## Work to do
Search the records for "Lagna" and copy each line that holds it.

==== Provided material

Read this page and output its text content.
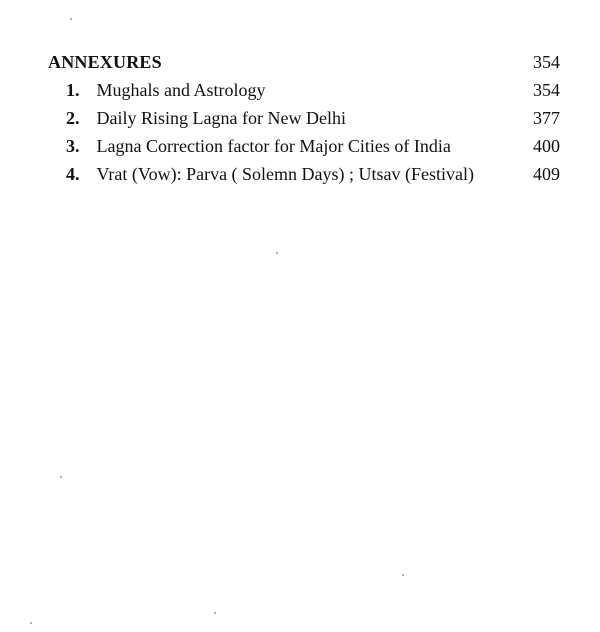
ANNEXURES	354
1. Mughals and Astrology	354
2. Daily Rising Lagna for New Delhi	377
3. Lagna Correction factor for Major Cities of India	400
4. Vrat (Vow): Parva ( Solemn Days) ; Utsav (Festival)	409
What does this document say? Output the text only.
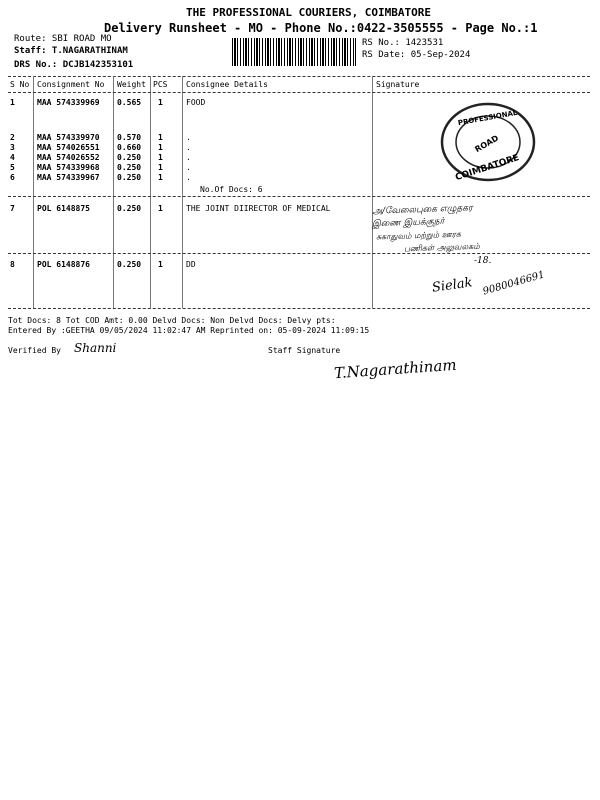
THE PROFESSIONAL COURIERS, COIMBATORE
Delivery Runsheet - MO - Phone No.:0422-3505555 - Page No.:1
Route: SBI ROAD MO
Staff: T.NAGARATHINAM
DRS No.: DCJB142353101
RS No.: 1423531
RS Date: 05-Sep-2024
S No Consignment No Weight PCS Consignee Details	Signature
1	MAA 574339969 0.565 1	FOOD
2	MAA 574339970 0.570 1	.
3	MAA 574026551 0.660 1	.
4	MAA 574026552 0.250 1	.
5	MAA 574339968 0.250 1	.
6	MAA 574339967 0.250 1	.
No.Of Docs: 6
7	POL 6148875	0.250 1	THE JOINT DIIRECTOR OF MEDICAL
8	POL 6148876	0.250 1	DD
COIMBATORE
PROFESSIONAL
ROAD
அ/வேலைபுகை எழுதகர
இணை இயக்குநர்
சுகாதுவம் மற்றும் ஊரக
பணிகள் அலுவலகம்
-18.
Sielak 9080046691
Tot Docs: 8 Tot COD Amt: 0.00 Delvd Docs: Non Delvd Docs: Delvy pts:
Entered By :GEETHA 09/05/2024 11:02:47 AM Reprinted on: 05-09-2024 11:09:15
Verified By Shanni	Staff Signature
T.Nagarathinam
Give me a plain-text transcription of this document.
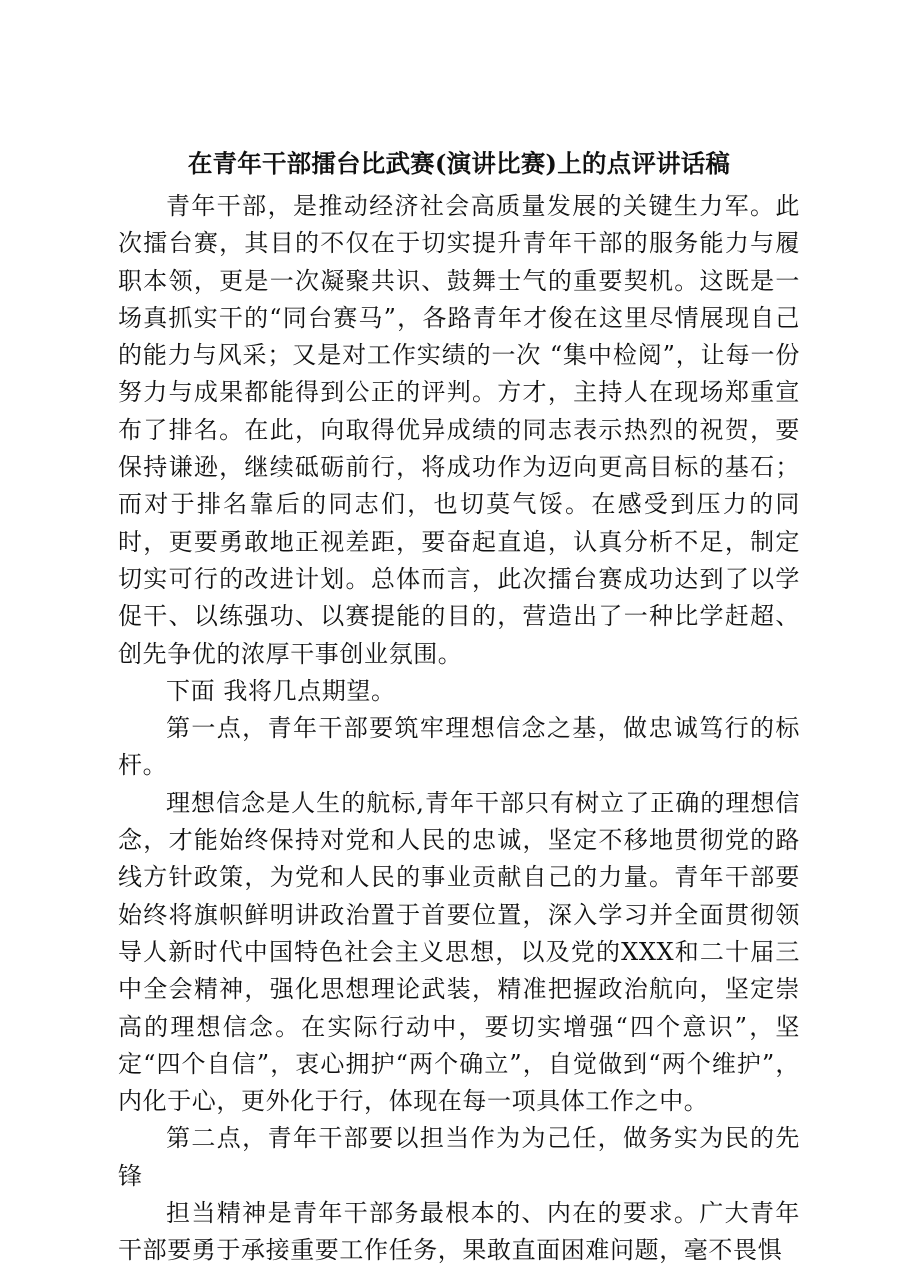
在青年干部擂台比武赛(演讲比赛)上的点评讲话稿

青年干部，是推动经济社会高质量发展的关键生力军。此次擂台赛，其目的不仅在于切实提升青年干部的服务能力与履职本领，更是一次凝聚共识、鼓舞士气的重要契机。这既是一场真抓实干的“同台赛马”，各路青年才俊在这里尽情展现自己的能力与风采；又是对工作实绩的一次 “集中检阅”，让每一份努力与成果都能得到公正的评判。方才，主持人在现场郑重宣布了排名。在此，向取得优异成绩的同志表示热烈的祝贺，要保持谦逊，继续砥砺前行，将成功作为迈向更高目标的基石；而对于排名靠后的同志们，也切莫气馁。在感受到压力的同时，更要勇敢地正视差距，要奋起直追，认真分析不足，制定切实可行的改进计划。总体而言，此次擂台赛成功达到了以学促干、以练强功、以赛提能的目的，营造出了一种比学赶超、创先争优的浓厚干事创业氛围。

下面 我将几点期望。

第一点，青年干部要筑牢理想信念之基，做忠诚笃行的标杆。

理想信念是人生的航标,青年干部只有树立了正确的理想信念，才能始终保持对党和人民的忠诚，坚定不移地贯彻党的路线方针政策，为党和人民的事业贡献自己的力量。青年干部要始终将旗帜鲜明讲政治置于首要位置，深入学习并全面贯彻领导人新时代中国特色社会主义思想，以及党的XXX和二十届三中全会精神，强化思想理论武装，精准把握政治航向，坚定崇高的理想信念。在实际行动中，要切实增强“四个意识”，坚定“四个自信”，衷心拥护“两个确立”，自觉做到“两个维护”，内化于心，更外化于行，体现在每一项具体工作之中。

第二点，青年干部要以担当作为为己任，做务实为民的先锋

担当精神是青年干部务最根本的、内在的要求。广大青年干部要勇于承接重要工作任务，果敢直面困难问题，毫不畏惧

========

## In response
2. Daily Rising Lagna for New Delhi	377
3. Lagna Correction factor for Major Cities of India	400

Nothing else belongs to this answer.